■ Short problem ■
Every record that follows should be printed verbatim.

■ Information shown ■
= = = =

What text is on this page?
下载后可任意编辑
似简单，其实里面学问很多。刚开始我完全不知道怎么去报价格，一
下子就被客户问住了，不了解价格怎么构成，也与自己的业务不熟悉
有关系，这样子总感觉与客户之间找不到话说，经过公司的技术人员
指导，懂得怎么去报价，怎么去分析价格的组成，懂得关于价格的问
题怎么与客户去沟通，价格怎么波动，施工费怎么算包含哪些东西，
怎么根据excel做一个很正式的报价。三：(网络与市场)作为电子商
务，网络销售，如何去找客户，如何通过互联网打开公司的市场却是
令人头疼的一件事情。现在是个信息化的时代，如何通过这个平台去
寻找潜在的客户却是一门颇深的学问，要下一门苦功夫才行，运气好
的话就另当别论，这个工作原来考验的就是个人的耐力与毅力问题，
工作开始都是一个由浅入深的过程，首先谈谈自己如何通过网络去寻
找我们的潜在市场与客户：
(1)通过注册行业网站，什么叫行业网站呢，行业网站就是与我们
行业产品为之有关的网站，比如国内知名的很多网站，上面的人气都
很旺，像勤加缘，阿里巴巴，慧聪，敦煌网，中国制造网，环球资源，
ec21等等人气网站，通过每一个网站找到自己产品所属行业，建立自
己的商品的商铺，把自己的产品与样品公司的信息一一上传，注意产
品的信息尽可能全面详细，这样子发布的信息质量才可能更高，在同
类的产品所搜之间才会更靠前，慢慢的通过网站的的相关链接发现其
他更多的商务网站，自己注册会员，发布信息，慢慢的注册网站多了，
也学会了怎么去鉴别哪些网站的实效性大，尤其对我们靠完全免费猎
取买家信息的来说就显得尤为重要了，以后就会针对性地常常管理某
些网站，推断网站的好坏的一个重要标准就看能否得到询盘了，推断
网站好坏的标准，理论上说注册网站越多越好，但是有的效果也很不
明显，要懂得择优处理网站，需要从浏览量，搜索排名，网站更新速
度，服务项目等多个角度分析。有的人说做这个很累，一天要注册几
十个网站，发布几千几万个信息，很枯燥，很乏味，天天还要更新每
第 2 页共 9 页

= = = =

■ Task response ■
What text is on this page?
下载后可任意编辑
似简单，其实里面学问很多。刚开始我完全不知道怎么去报价格，一
下子就被客户问住了，不了解价格怎么构成，也与自己的业务不熟悉
有关系，这样子总感觉与客户之间找不到话说，经过公司的技术人员
指导，懂得怎么去报价，怎么去分析价格的组成，懂得关于价格的问
题怎么与客户去沟通，价格怎么波动，施工费怎么算包含哪些东西，
怎么根据excel做一个很正式的报价。三：(网络与市场)作为电子商
务，网络销售，如何去找客户，如何通过互联网打开公司的市场却是
令人头疼的一件事情。现在是个信息化的时代，如何通过这个平台去
寻找潜在的客户却是一门颇深的学问，要下一门苦功夫才行，运气好
的话就另当别论，这个工作原来考验的就是个人的耐力与毅力问题，
工作开始都是一个由浅入深的过程，首先谈谈自己如何通过网络去寻
找我们的潜在市场与客户：
(1)通过注册行业网站，什么叫行业网站呢，行业网站就是与我们
行业产品为之有关的网站，比如国内知名的很多网站，上面的人气都
很旺，像勤加缘，阿里巴巴，慧聪，敦煌网，中国制造网，环球资源，
ec21等等人气网站，通过每一个网站找到自己产品所属行业，建立自
己的商品的商铺，把自己的产品与样品公司的信息一一上传，注意产
品的信息尽可能全面详细，这样子发布的信息质量才可能更高，在同
类的产品所搜之间才会更靠前，慢慢的通过网站的的相关链接发现其
他更多的商务网站，自己注册会员，发布信息，慢慢的注册网站多了，
也学会了怎么去鉴别哪些网站的实效性大，尤其对我们靠完全免费猎
取买家信息的来说就显得尤为重要了，以后就会针对性地常常管理某
些网站，推断网站的好坏的一个重要标准就看能否得到询盘了，推断
网站好坏的标准，理论上说注册网站越多越好，但是有的效果也很不
明显，要懂得择优处理网站，需要从浏览量，搜索排名，网站更新速
度，服务项目等多个角度分析。有的人说做这个很累，一天要注册几
十个网站，发布几千几万个信息，很枯燥，很乏味，天天还要更新每
第 2 页共 9 页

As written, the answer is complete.